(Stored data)
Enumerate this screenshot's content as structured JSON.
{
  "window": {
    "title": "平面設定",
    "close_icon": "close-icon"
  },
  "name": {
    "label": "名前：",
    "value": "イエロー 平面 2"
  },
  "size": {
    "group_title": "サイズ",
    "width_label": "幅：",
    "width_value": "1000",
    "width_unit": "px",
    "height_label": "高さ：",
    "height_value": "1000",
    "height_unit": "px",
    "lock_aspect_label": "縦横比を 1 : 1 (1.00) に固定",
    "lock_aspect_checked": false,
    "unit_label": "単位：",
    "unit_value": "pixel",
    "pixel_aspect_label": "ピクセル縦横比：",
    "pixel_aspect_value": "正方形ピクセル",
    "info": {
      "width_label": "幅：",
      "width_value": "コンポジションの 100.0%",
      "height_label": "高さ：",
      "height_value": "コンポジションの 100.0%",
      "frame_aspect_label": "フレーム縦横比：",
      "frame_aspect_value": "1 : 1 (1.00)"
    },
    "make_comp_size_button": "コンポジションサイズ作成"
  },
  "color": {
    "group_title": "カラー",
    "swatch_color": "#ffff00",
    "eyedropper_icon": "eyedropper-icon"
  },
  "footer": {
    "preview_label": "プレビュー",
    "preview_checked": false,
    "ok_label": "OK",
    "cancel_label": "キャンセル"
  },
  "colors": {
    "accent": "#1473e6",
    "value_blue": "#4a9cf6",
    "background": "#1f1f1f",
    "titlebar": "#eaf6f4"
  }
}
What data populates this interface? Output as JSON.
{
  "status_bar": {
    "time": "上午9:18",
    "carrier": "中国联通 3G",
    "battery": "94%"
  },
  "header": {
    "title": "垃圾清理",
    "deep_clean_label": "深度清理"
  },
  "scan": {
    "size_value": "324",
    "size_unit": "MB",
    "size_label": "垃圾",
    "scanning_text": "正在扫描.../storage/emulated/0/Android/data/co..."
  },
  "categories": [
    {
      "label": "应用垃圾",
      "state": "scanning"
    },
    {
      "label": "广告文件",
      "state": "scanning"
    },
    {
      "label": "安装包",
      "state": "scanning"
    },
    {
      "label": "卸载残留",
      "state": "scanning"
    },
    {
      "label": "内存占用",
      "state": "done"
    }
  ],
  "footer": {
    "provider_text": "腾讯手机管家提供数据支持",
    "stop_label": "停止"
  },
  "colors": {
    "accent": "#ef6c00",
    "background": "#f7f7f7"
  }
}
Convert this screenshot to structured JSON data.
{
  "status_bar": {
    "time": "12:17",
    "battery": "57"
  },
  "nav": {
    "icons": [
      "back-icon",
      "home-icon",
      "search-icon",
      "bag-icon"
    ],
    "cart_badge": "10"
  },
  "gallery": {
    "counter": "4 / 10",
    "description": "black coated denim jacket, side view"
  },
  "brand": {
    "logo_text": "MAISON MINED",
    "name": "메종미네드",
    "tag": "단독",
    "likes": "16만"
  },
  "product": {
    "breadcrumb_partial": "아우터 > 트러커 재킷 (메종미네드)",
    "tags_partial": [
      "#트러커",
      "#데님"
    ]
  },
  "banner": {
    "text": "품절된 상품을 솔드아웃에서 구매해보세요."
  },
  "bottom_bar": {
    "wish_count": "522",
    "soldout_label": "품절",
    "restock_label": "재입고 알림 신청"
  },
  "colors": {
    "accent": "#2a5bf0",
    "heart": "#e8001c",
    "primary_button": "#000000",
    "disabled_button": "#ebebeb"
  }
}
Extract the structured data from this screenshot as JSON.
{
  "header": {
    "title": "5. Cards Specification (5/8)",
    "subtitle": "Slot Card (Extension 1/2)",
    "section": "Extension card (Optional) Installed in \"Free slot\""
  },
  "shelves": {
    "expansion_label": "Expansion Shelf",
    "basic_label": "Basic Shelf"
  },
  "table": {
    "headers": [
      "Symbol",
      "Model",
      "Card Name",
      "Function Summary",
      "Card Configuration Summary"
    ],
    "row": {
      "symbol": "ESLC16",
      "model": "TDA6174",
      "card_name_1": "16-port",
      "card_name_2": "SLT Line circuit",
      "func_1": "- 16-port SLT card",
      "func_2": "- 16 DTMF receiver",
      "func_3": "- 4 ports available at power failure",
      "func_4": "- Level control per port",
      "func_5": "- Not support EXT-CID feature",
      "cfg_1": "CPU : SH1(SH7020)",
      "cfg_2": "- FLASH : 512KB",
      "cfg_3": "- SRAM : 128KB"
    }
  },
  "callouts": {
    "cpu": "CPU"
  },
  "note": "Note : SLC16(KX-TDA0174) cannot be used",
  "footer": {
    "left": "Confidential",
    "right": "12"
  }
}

(Objective)
Copy every line of the records above that holds the word "JSON".

(Exercise answer)
Enumerate this screenshot's content as structured JSON.
What data populates this interface? Output as JSON.
Convert this screenshot to structured JSON data.
Extract the structured data from this screenshot as JSON.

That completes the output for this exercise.